▶ _WORK TO COMPLETE_
Transcribe the data in full and exactly, omitting any pictures.

--- Start LISTING ---

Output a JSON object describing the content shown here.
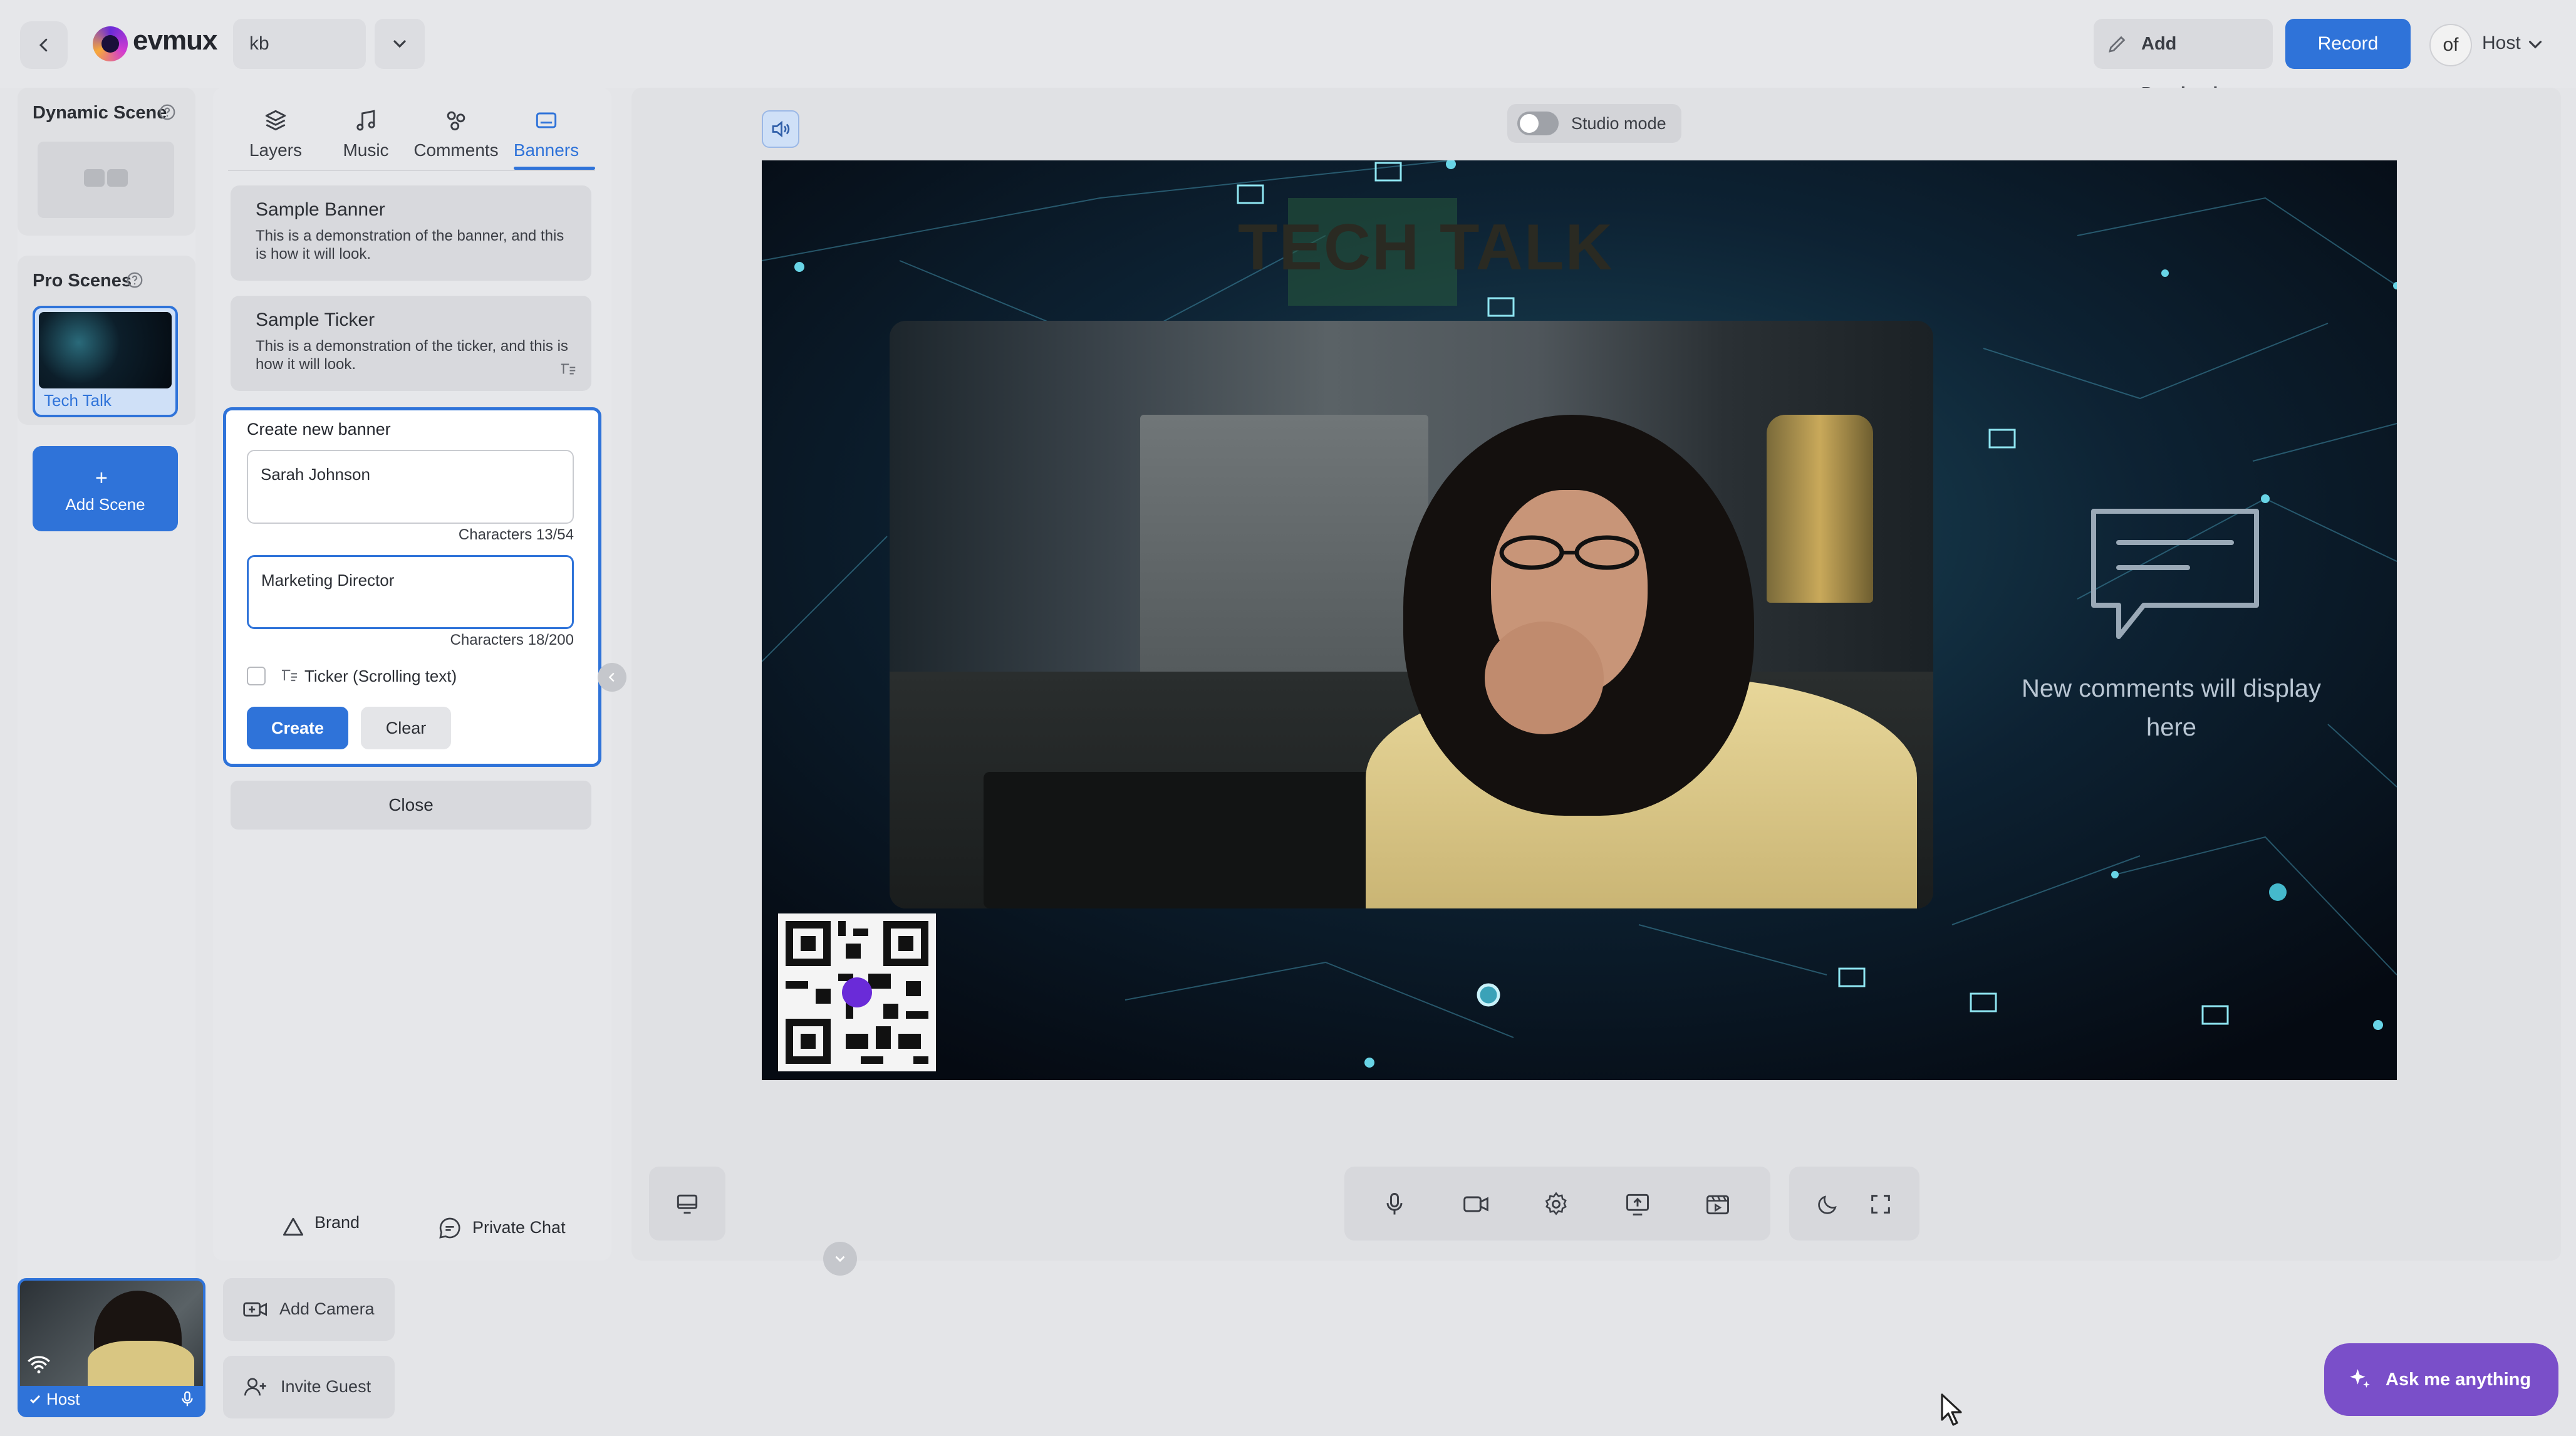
{
  "topbar": {
    "brand": "evmux",
    "studio_name": "kb",
    "add_destination": "Add Destination",
    "record": "Record",
    "avatar_text": "of",
    "host_label": "Host"
  },
  "scenes": {
    "dynamic_title": "Dynamic Scene",
    "pro_title": "Pro Scenes",
    "pro_items": [
      {
        "label": "Tech Talk",
        "selected": true
      }
    ],
    "add_scene_plus": "+",
    "add_scene": "Add Scene"
  },
  "panel": {
    "tabs": [
      {
        "label": "Layers",
        "icon": "layers-icon"
      },
      {
        "label": "Music",
        "icon": "music-icon"
      },
      {
        "label": "Comments",
        "icon": "comments-icon"
      },
      {
        "label": "Banners",
        "icon": "banner-icon",
        "active": true
      }
    ],
    "banners": [
      {
        "title": "Sample Banner",
        "desc": "This is a demonstration of the banner, and this is how it will look."
      },
      {
        "title": "Sample Ticker",
        "desc": "This is a demonstration of the ticker, and this is how it will look."
      }
    ],
    "create": {
      "title": "Create new banner",
      "name_value": "Sarah Johnson",
      "name_count": "Characters 13/54",
      "subtitle_value": "Marketing Director",
      "subtitle_count": "Characters 18/200",
      "ticker_label": "Ticker (Scrolling text)",
      "create_btn": "Create",
      "clear_btn": "Clear"
    },
    "close": "Close",
    "brand": "Brand",
    "private_chat": "Private Chat"
  },
  "stage": {
    "studio_mode": "Studio mode",
    "overlay_title": "TECH TALK",
    "comments_placeholder_line1": "New comments will display",
    "comments_placeholder_line2": "here"
  },
  "bottom": {
    "host_label": "Host",
    "add_camera": "Add Camera",
    "invite_guest": "Invite Guest",
    "ask": "Ask me anything"
  },
  "colors": {
    "accent": "#2f73d9",
    "assistant": "#7a4fc9",
    "stage_bg": "#0a1320"
  }
}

--- End LISTING ---

▶ _ANSWER BELOW_
Output a JSON object describing the content shown here.
{
  "topbar": {
    "brand": "evmux",
    "studio_name": "kb",
    "add_destination": "Add Destination",
    "record": "Record",
    "avatar_text": "of",
    "host_label": "Host"
  },
  "scenes": {
    "dynamic_title": "Dynamic Scene",
    "pro_title": "Pro Scenes",
    "pro_items": [
      {
        "label": "Tech Talk",
        "selected": true
      }
    ],
    "add_scene_plus": "+",
    "add_scene": "Add Scene"
  },
  "panel": {
    "tabs": [
      {
        "label": "Layers",
        "icon": "layers-icon"
      },
      {
        "label": "Music",
        "icon": "music-icon"
      },
      {
        "label": "Comments",
        "icon": "comments-icon"
      },
      {
        "label": "Banners",
        "icon": "banner-icon",
        "active": true
      }
    ],
    "banners": [
      {
        "title": "Sample Banner",
        "desc": "This is a demonstration of the banner, and this is how it will look."
      },
      {
        "title": "Sample Ticker",
        "desc": "This is a demonstration of the ticker, and this is how it will look."
      }
    ],
    "create": {
      "title": "Create new banner",
      "name_value": "Sarah Johnson",
      "name_count": "Characters 13/54",
      "subtitle_value": "Marketing Director",
      "subtitle_count": "Characters 18/200",
      "ticker_label": "Ticker (Scrolling text)",
      "create_btn": "Create",
      "clear_btn": "Clear"
    },
    "close": "Close",
    "brand": "Brand",
    "private_chat": "Private Chat"
  },
  "stage": {
    "studio_mode": "Studio mode",
    "overlay_title": "TECH TALK",
    "comments_placeholder_line1": "New comments will display",
    "comments_placeholder_line2": "here"
  },
  "bottom": {
    "host_label": "Host",
    "add_camera": "Add Camera",
    "invite_guest": "Invite Guest",
    "ask": "Ask me anything"
  },
  "colors": {
    "accent": "#2f73d9",
    "assistant": "#7a4fc9",
    "stage_bg": "#0a1320"
  }
}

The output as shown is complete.